- ITEMS
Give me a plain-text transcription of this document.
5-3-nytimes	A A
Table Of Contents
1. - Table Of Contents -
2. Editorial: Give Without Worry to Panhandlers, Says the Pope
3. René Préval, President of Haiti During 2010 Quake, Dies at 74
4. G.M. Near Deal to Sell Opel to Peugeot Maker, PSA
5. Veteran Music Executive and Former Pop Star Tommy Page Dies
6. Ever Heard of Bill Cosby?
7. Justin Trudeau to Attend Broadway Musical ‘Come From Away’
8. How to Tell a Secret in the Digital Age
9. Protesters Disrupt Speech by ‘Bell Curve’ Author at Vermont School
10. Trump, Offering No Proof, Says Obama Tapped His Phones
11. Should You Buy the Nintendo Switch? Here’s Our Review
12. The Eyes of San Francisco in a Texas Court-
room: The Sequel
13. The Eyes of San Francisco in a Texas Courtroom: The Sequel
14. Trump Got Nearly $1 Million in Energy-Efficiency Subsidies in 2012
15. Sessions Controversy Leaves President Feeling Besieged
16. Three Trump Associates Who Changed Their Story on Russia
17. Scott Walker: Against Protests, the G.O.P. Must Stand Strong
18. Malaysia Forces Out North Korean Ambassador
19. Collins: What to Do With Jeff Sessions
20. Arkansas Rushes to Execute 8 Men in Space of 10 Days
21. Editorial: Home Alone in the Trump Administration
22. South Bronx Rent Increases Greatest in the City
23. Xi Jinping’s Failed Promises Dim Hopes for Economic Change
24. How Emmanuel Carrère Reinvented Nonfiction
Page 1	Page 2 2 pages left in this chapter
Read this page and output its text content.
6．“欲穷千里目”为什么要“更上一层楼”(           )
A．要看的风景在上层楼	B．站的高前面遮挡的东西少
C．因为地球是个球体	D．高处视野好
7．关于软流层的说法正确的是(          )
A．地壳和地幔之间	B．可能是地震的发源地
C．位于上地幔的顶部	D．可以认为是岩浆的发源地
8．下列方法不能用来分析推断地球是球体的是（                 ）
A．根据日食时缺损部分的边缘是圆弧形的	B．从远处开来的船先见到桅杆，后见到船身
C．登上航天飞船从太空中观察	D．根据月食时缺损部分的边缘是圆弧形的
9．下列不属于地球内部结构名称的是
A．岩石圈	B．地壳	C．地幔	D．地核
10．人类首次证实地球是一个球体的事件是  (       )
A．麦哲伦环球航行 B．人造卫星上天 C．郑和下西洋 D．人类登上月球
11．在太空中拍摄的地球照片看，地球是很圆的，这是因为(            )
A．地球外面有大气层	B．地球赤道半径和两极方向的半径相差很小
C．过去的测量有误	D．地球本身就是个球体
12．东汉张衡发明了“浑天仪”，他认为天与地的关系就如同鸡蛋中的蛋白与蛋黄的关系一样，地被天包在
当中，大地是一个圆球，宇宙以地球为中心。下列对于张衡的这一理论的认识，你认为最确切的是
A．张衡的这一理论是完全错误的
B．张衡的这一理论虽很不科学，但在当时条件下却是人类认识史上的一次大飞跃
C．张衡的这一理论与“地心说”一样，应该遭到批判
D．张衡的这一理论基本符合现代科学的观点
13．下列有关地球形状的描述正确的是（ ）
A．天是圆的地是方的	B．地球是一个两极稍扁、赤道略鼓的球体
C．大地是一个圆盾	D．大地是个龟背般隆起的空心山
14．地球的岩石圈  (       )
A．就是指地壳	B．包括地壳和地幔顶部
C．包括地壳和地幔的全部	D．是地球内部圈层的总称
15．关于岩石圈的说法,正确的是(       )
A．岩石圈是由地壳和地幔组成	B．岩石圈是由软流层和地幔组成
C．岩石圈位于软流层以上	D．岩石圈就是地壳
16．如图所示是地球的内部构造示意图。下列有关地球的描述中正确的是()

- OBJECTIVE
In the listing above, find the line with "Read this page and output its text content." and set down that line and all after it exactly, through the final line.

- EXPECTED OUTPUT
Read this page and output its text content.
6．“欲穷千里目”为什么要“更上一层楼”(           )
A．要看的风景在上层楼	B．站的高前面遮挡的东西少
C．因为地球是个球体	D．高处视野好
7．关于软流层的说法正确的是(          )
A．地壳和地幔之间	B．可能是地震的发源地
C．位于上地幔的顶部	D．可以认为是岩浆的发源地
8．下列方法不能用来分析推断地球是球体的是（                 ）
A．根据日食时缺损部分的边缘是圆弧形的	B．从远处开来的船先见到桅杆，后见到船身
C．登上航天飞船从太空中观察	D．根据月食时缺损部分的边缘是圆弧形的
9．下列不属于地球内部结构名称的是
A．岩石圈	B．地壳	C．地幔	D．地核
10．人类首次证实地球是一个球体的事件是  (       )
A．麦哲伦环球航行 B．人造卫星上天 C．郑和下西洋 D．人类登上月球
11．在太空中拍摄的地球照片看，地球是很圆的，这是因为(            )
A．地球外面有大气层	B．地球赤道半径和两极方向的半径相差很小
C．过去的测量有误	D．地球本身就是个球体
12．东汉张衡发明了“浑天仪”，他认为天与地的关系就如同鸡蛋中的蛋白与蛋黄的关系一样，地被天包在
当中，大地是一个圆球，宇宙以地球为中心。下列对于张衡的这一理论的认识，你认为最确切的是
A．张衡的这一理论是完全错误的
B．张衡的这一理论虽很不科学，但在当时条件下却是人类认识史上的一次大飞跃
C．张衡的这一理论与“地心说”一样，应该遭到批判
D．张衡的这一理论基本符合现代科学的观点
13．下列有关地球形状的描述正确的是（ ）
A．天是圆的地是方的	B．地球是一个两极稍扁、赤道略鼓的球体
C．大地是一个圆盾	D．大地是个龟背般隆起的空心山
14．地球的岩石圈  (       )
A．就是指地壳	B．包括地壳和地幔顶部
C．包括地壳和地幔的全部	D．是地球内部圈层的总称
15．关于岩石圈的说法,正确的是(       )
A．岩石圈是由地壳和地幔组成	B．岩石圈是由软流层和地幔组成
C．岩石圈位于软流层以上	D．岩石圈就是地壳
16．如图所示是地球的内部构造示意图。下列有关地球的描述中正确的是()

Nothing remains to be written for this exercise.